----- Data supplied -----

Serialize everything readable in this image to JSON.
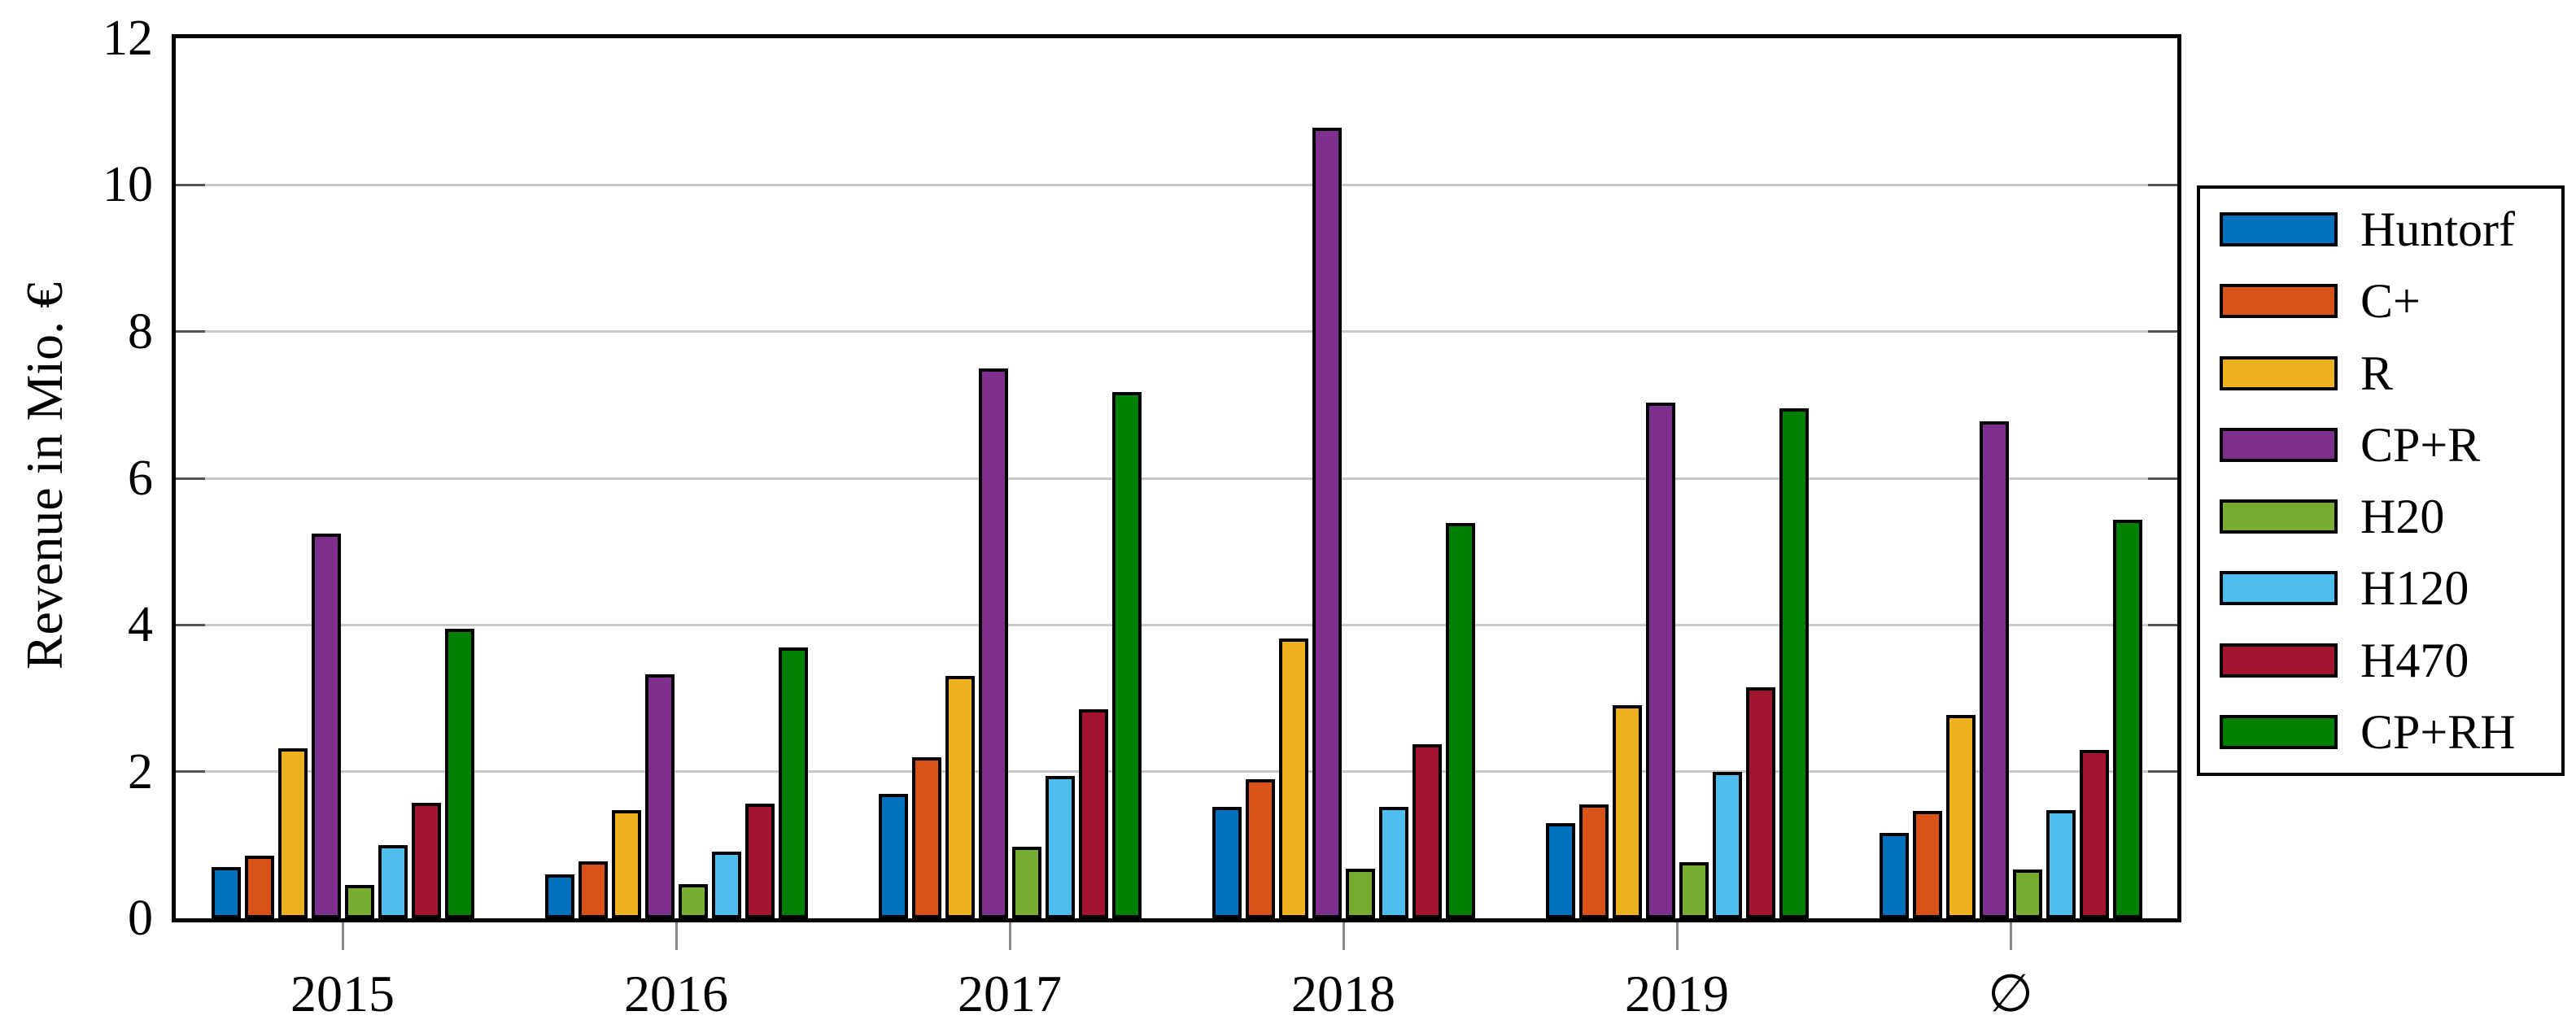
{
  "figure": {
    "background": "#ffffff",
    "border_color": "#000000",
    "grid_color": "#c9c9c9",
    "tick_color": "#555555",
    "xtick_color": "#8a8a8a"
  },
  "chart_data": {
    "type": "bar",
    "title": "",
    "xlabel": "",
    "ylabel": "Revenue in Mio. €",
    "ylim": [
      0,
      12
    ],
    "y_ticks": [
      0,
      2,
      4,
      6,
      8,
      10,
      12
    ],
    "y_gridlines": [
      2,
      4,
      6,
      8,
      10
    ],
    "grid": "horizontal",
    "legend_position": "outside-right",
    "categories": [
      "2015",
      "2016",
      "2017",
      "2018",
      "2019",
      "∅"
    ],
    "series": [
      {
        "name": "Huntorf",
        "color": "#0072BD",
        "values": [
          0.7,
          0.6,
          1.7,
          1.52,
          1.3,
          1.16
        ]
      },
      {
        "name": "C+",
        "color": "#D95319",
        "values": [
          0.85,
          0.78,
          2.2,
          1.9,
          1.55,
          1.46
        ]
      },
      {
        "name": "R",
        "color": "#EDB120",
        "values": [
          2.32,
          1.47,
          3.31,
          3.82,
          2.91,
          2.77
        ]
      },
      {
        "name": "CP+R",
        "color": "#7E2F8E",
        "values": [
          5.25,
          3.33,
          7.5,
          10.78,
          7.03,
          6.78
        ]
      },
      {
        "name": "H20",
        "color": "#77AC30",
        "values": [
          0.46,
          0.47,
          0.98,
          0.68,
          0.77,
          0.67
        ]
      },
      {
        "name": "H120",
        "color": "#4DBEEE",
        "values": [
          1.0,
          0.91,
          1.94,
          1.52,
          2.0,
          1.47
        ]
      },
      {
        "name": "H470",
        "color": "#A2142F",
        "values": [
          1.57,
          1.56,
          2.85,
          2.37,
          3.15,
          2.3
        ]
      },
      {
        "name": "CP+RH",
        "color": "#008000",
        "values": [
          3.95,
          3.69,
          7.18,
          5.39,
          6.95,
          5.43
        ]
      }
    ]
  }
}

-----

What you should do = Copy the records exactly as they appear, excluding images.

Complete output =
Serialize everything readable in this image to JSON.
{
  "figure": {
    "background": "#ffffff",
    "border_color": "#000000",
    "grid_color": "#c9c9c9",
    "tick_color": "#555555",
    "xtick_color": "#8a8a8a"
  },
  "chart_data": {
    "type": "bar",
    "title": "",
    "xlabel": "",
    "ylabel": "Revenue in Mio. €",
    "ylim": [
      0,
      12
    ],
    "y_ticks": [
      0,
      2,
      4,
      6,
      8,
      10,
      12
    ],
    "y_gridlines": [
      2,
      4,
      6,
      8,
      10
    ],
    "grid": "horizontal",
    "legend_position": "outside-right",
    "categories": [
      "2015",
      "2016",
      "2017",
      "2018",
      "2019",
      "∅"
    ],
    "series": [
      {
        "name": "Huntorf",
        "color": "#0072BD",
        "values": [
          0.7,
          0.6,
          1.7,
          1.52,
          1.3,
          1.16
        ]
      },
      {
        "name": "C+",
        "color": "#D95319",
        "values": [
          0.85,
          0.78,
          2.2,
          1.9,
          1.55,
          1.46
        ]
      },
      {
        "name": "R",
        "color": "#EDB120",
        "values": [
          2.32,
          1.47,
          3.31,
          3.82,
          2.91,
          2.77
        ]
      },
      {
        "name": "CP+R",
        "color": "#7E2F8E",
        "values": [
          5.25,
          3.33,
          7.5,
          10.78,
          7.03,
          6.78
        ]
      },
      {
        "name": "H20",
        "color": "#77AC30",
        "values": [
          0.46,
          0.47,
          0.98,
          0.68,
          0.77,
          0.67
        ]
      },
      {
        "name": "H120",
        "color": "#4DBEEE",
        "values": [
          1.0,
          0.91,
          1.94,
          1.52,
          2.0,
          1.47
        ]
      },
      {
        "name": "H470",
        "color": "#A2142F",
        "values": [
          1.57,
          1.56,
          2.85,
          2.37,
          3.15,
          2.3
        ]
      },
      {
        "name": "CP+RH",
        "color": "#008000",
        "values": [
          3.95,
          3.69,
          7.18,
          5.39,
          6.95,
          5.43
        ]
      }
    ]
  }
}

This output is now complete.